__Exercise materials__
──────────────────────────────

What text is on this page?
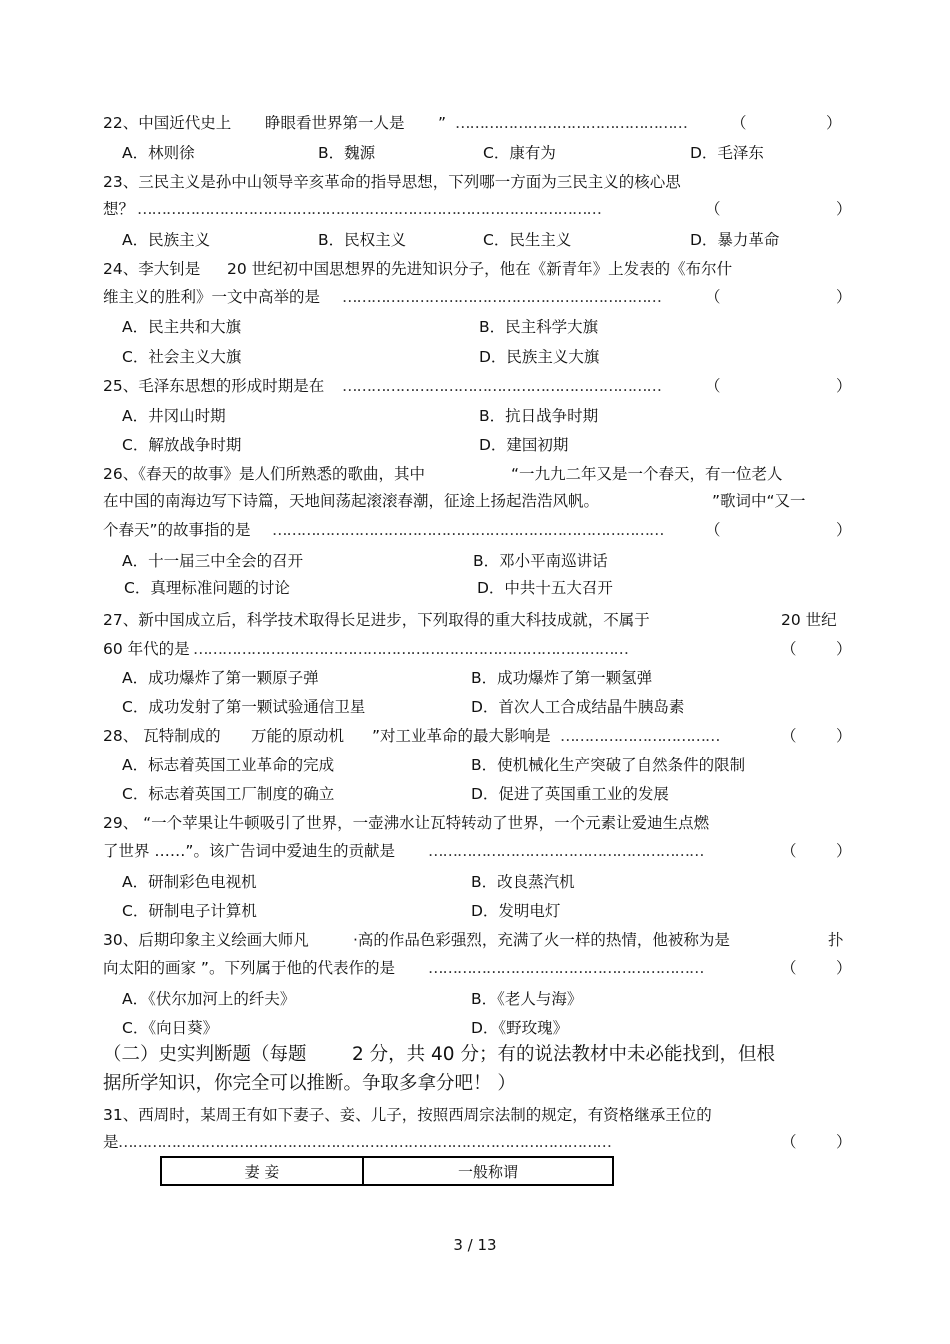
22、中国近代史上 睁眼看世界第一人是 ” …………………………………………	（	）
A．林则徐	B．魏源	C．康有为	D．毛泽东
23、三民主义是孙中山领导辛亥革命的指导思想，下列哪一方面为三民主义的核心思
想？ ……………………………………………………………………………………	（	）
A．民族主义	B．民权主义	C．民生主义	D．暴力革命
24、李大钊是 20 世纪初中国思想界的先进知识分子，他在《新青年》上发表的《布尔什
维主义的胜利》一文中高举的是 …………………………………………………………	（	）
A．民主共和大旗	B．民主科学大旗
C．社会主义大旗	D．民族主义大旗
25、毛泽东思想的形成时期是在 …………………………………………………………	（	）
A．井冈山时期	B．抗日战争时期
C．解放战争时期	D．建国初期
26、《春天的故事》是人们所熟悉的歌曲，其中	“一九九二年又是一个春天，有一位老人
在中国的南海边写下诗篇，天地间荡起滚滚春潮，征途上扬起浩浩风帆。	”歌词中“又一
个春天”的故事指的是 ………………………………………………………………………	（	）
A．十一届三中全会的召开	B．邓小平南巡讲话
C．真理标准问题的讨论	D．中共十五大召开
27、新中国成立后，科学技术取得长足进步，下列取得的重大科技成就，不属于	20 世纪
60 年代的是 ………………………………………………………………………………	（	）
A．成功爆炸了第一颗原子弹	B．成功爆炸了第一颗氢弹
C．成功发射了第一颗试验通信卫星	D．首次人工合成结晶牛胰岛素
28、 瓦特制成的 万能的原动机 ”对工业革命的最大影响是 ……………………………	（	）
A．标志着英国工业革命的完成	B．使机械化生产突破了自然条件的限制
C．标志着英国工厂制度的确立	D．促进了英国重工业的发展
29、 “一个苹果让牛顿吸引了世界，一壶沸水让瓦特转动了世界，一个元素让爱迪生点燃
了世界 ……”。该广告词中爱迪生的贡献是 …………………………………………………	（	）
A．研制彩色电视机	B．改良蒸汽机
C．研制电子计算机	D．发明电灯
30、后期印象主义绘画大师凡	·高的作品色彩强烈，充满了火一样的热情，他被称为是	扑
向太阳的画家 ”。下列属于他的代表作的是 …………………………………………………	（	）
A．《伏尔加河上的纤夫》	B．《老人与海》
C．《向日葵》	D．《野玫瑰》
（二）史实判断题（每题 2 分，共 40 分；有的说法教材中未必能找到，但根
据所学知识，你完全可以推断。争取多拿分吧！ ）
31、西周时，某周王有如下妻子、妾、儿子，按照西周宗法制的规定，有资格继承王位的
是 …………………………………………………………………………………………	（	）
妻 妾	一般称谓
3 / 13
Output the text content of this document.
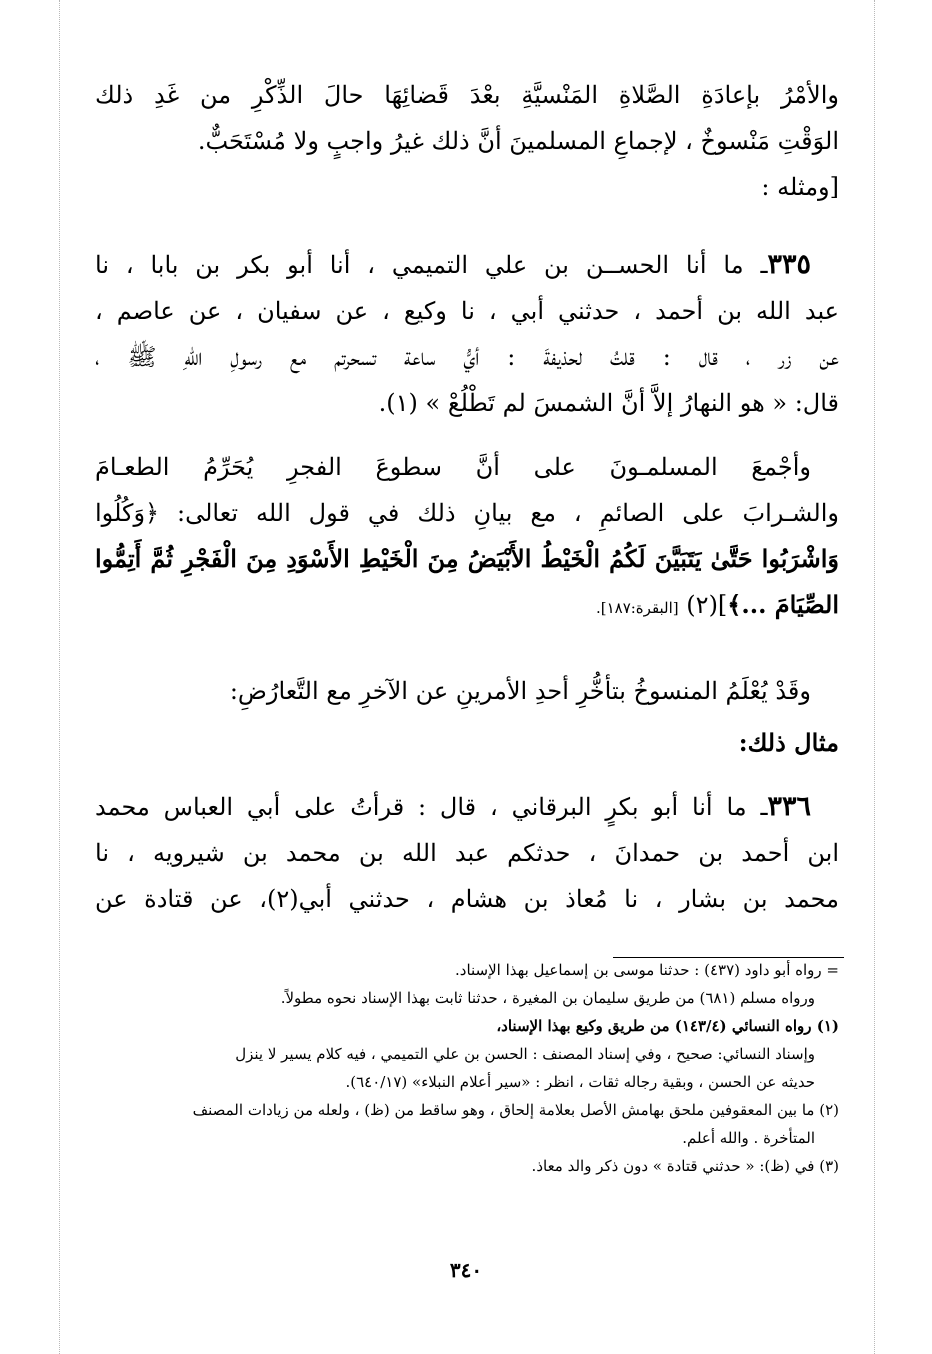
والأمْرُ بإعادَةِ الصَّلاةِ المَنْسيَّةِ بعْدَ قَضائِهَا حالَ الذِّكْرِ من غَدِ ذلك
الوَقْتِ مَنْسوخٌ ، لإجماعِ المسلمينَ أنَّ ذلك غيرُ واجبٍ ولا مُسْتَحَبٌّ.
[ومثله :
٣٣٥ـ ما أنا الحســن بن علي التميمي ، أنا أبو بكر بن بابا ، نا
عبد الله بن أحمد ، حدثني أبي ، نا وكيع ، عن سفيان ، عن عاصم ،
عن زر ، قال : قلتُ لحذيفةَ : أيُّ ساعة تسحرتم مع رسولِ اللهِ ﷺ ،
قال: « هو النهارُ إلاَّ أنَّ الشمسَ لم تَطْلُعْ » (١).
وأجْمعَ المسلمـونَ على أنَّ سطوعَ الفجرِ يُحَرِّمُ الطعـامَ
والشـرابَ على الصائمِ ، مع بيانِ ذلك في قول الله تعالى: ﴿وَكُلُوا
وَاشْرَبُوا حَتَّىٰ يَتَبَيَّنَ لَكُمُ الْخَيْطُ الأَبْيَضُ مِنَ الْخَيْطِ الأَسْوَدِ مِنَ الْفَجْرِ ثُمَّ أَتِمُّوا
الصِّيَامَ ...﴾](٢) [البقرة:١٨٧].
وقَدْ يُعْلَمُ المنسوخُ بتأخُّرِ أحدِ الأمرينِ عن الآخرِ مع التَّعارُضِ:
مثال ذلك:
٣٣٦ـ ما أنا أبو بكرٍ البرقاني ، قال : قرأتُ على أبي العباس محمد
ابن أحمد بن حمدانَ ، حدثكم عبد الله بن محمد بن شيرويه ، نا
محمد بن بشار ، نا مُعاذ بن هشام ، حدثني أبي(٢)، عن قتادة عن
= رواه أبو داود (٤٣٧) : حدثنا موسى بن إسماعيل بهذا الإسناد.
ورواه مسلم (٦٨١) من طريق سليمان بن المغيرة ، حدثنا ثابت بهذا الإسناد نحوه مطولاً.
(١) رواه النسائي (١٤٣/٤) من طريق وكيع بهذا الإسناد،
وإسناد النسائي: صحيح ، وفي إسناد المصنف : الحسن بن علي التميمي ، فيه كلام يسير لا ينزل
حديثه عن الحسن ، وبقية رجاله ثقات ، انظر : «سير أعلام النبلاء» (٦٤٠/١٧).
(٢) ما بين المعقوفين ملحق بهامش الأصل بعلامة إلحاق ، وهو ساقط من (ظ) ، ولعله من زيادات المصنف
المتأخرة . والله أعلم.
(٣) في (ظ): « حدثني قتادة » دون ذكر والد معاذ.
٣٤٠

──────────────────────────────

__Objective__
Produce an exact reproduction of the lines from the line containing "Output the text content of this document." through the last line of the records. Any picture is left out.

__Response for this exercise__
Output the text content of this document.
والأمْرُ بإعادَةِ الصَّلاةِ المَنْسيَّةِ بعْدَ قَضائِهَا حالَ الذِّكْرِ من غَدِ ذلك
الوَقْتِ مَنْسوخٌ ، لإجماعِ المسلمينَ أنَّ ذلك غيرُ واجبٍ ولا مُسْتَحَبٌّ.
[ومثله :
٣٣٥ـ ما أنا الحســن بن علي التميمي ، أنا أبو بكر بن بابا ، نا
عبد الله بن أحمد ، حدثني أبي ، نا وكيع ، عن سفيان ، عن عاصم ،
عن زر ، قال : قلتُ لحذيفةَ : أيُّ ساعة تسحرتم مع رسولِ اللهِ ﷺ ،
قال: « هو النهارُ إلاَّ أنَّ الشمسَ لم تَطْلُعْ » (١).
وأجْمعَ المسلمـونَ على أنَّ سطوعَ الفجرِ يُحَرِّمُ الطعـامَ
والشـرابَ على الصائمِ ، مع بيانِ ذلك في قول الله تعالى: ﴿وَكُلُوا
وَاشْرَبُوا حَتَّىٰ يَتَبَيَّنَ لَكُمُ الْخَيْطُ الأَبْيَضُ مِنَ الْخَيْطِ الأَسْوَدِ مِنَ الْفَجْرِ ثُمَّ أَتِمُّوا
الصِّيَامَ ...﴾](٢) [البقرة:١٨٧].
وقَدْ يُعْلَمُ المنسوخُ بتأخُّرِ أحدِ الأمرينِ عن الآخرِ مع التَّعارُضِ:
مثال ذلك:
٣٣٦ـ ما أنا أبو بكرٍ البرقاني ، قال : قرأتُ على أبي العباس محمد
ابن أحمد بن حمدانَ ، حدثكم عبد الله بن محمد بن شيرويه ، نا
محمد بن بشار ، نا مُعاذ بن هشام ، حدثني أبي(٢)، عن قتادة عن
= رواه أبو داود (٤٣٧) : حدثنا موسى بن إسماعيل بهذا الإسناد.
ورواه مسلم (٦٨١) من طريق سليمان بن المغيرة ، حدثنا ثابت بهذا الإسناد نحوه مطولاً.
(١) رواه النسائي (١٤٣/٤) من طريق وكيع بهذا الإسناد،
وإسناد النسائي: صحيح ، وفي إسناد المصنف : الحسن بن علي التميمي ، فيه كلام يسير لا ينزل
حديثه عن الحسن ، وبقية رجاله ثقات ، انظر : «سير أعلام النبلاء» (٦٤٠/١٧).
(٢) ما بين المعقوفين ملحق بهامش الأصل بعلامة إلحاق ، وهو ساقط من (ظ) ، ولعله من زيادات المصنف
المتأخرة . والله أعلم.
(٣) في (ظ): « حدثني قتادة » دون ذكر والد معاذ.
٣٤٠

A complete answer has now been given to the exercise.